* **Given records**:

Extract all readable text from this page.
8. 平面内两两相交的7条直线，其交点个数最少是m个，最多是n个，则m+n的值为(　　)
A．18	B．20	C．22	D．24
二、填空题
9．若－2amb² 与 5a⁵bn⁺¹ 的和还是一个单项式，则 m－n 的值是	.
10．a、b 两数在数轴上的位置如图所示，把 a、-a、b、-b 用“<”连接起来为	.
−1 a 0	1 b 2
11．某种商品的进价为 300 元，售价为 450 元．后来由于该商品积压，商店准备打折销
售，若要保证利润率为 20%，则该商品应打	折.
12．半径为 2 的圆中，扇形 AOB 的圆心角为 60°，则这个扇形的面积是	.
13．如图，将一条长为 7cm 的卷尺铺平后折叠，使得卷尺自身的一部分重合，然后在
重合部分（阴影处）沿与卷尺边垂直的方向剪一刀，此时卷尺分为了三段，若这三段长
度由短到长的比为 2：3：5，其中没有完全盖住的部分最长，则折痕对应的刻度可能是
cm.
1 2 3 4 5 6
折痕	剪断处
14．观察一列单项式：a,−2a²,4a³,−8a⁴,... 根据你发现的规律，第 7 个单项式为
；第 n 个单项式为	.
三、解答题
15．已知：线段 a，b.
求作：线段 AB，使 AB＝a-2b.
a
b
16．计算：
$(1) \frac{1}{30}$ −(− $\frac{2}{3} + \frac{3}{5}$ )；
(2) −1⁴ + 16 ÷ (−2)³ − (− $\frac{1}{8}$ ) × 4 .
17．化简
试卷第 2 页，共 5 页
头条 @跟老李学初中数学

* **What you should do**:
Repeat the data verbatim.

* **Solved exercise**:
Extract all readable text from this page.
8. 平面内两两相交的7条直线，其交点个数最少是m个，最多是n个，则m+n的值为(　　)
A．18	B．20	C．22	D．24
二、填空题
9．若－2amb² 与 5a⁵bn⁺¹ 的和还是一个单项式，则 m－n 的值是	.
10．a、b 两数在数轴上的位置如图所示，把 a、-a、b、-b 用“<”连接起来为	.
−1 a 0	1 b 2
11．某种商品的进价为 300 元，售价为 450 元．后来由于该商品积压，商店准备打折销
售，若要保证利润率为 20%，则该商品应打	折.
12．半径为 2 的圆中，扇形 AOB 的圆心角为 60°，则这个扇形的面积是	.
13．如图，将一条长为 7cm 的卷尺铺平后折叠，使得卷尺自身的一部分重合，然后在
重合部分（阴影处）沿与卷尺边垂直的方向剪一刀，此时卷尺分为了三段，若这三段长
度由短到长的比为 2：3：5，其中没有完全盖住的部分最长，则折痕对应的刻度可能是
cm.
1 2 3 4 5 6
折痕	剪断处
14．观察一列单项式：a,−2a²,4a³,−8a⁴,... 根据你发现的规律，第 7 个单项式为
；第 n 个单项式为	.
三、解答题
15．已知：线段 a，b.
求作：线段 AB，使 AB＝a-2b.
a
b
16．计算：
$(1) \frac{1}{30}$ −(− $\frac{2}{3} + \frac{3}{5}$ )；
(2) −1⁴ + 16 ÷ (−2)³ − (− $\frac{1}{8}$ ) × 4 .
17．化简
试卷第 2 页，共 5 页
头条 @跟老李学初中数学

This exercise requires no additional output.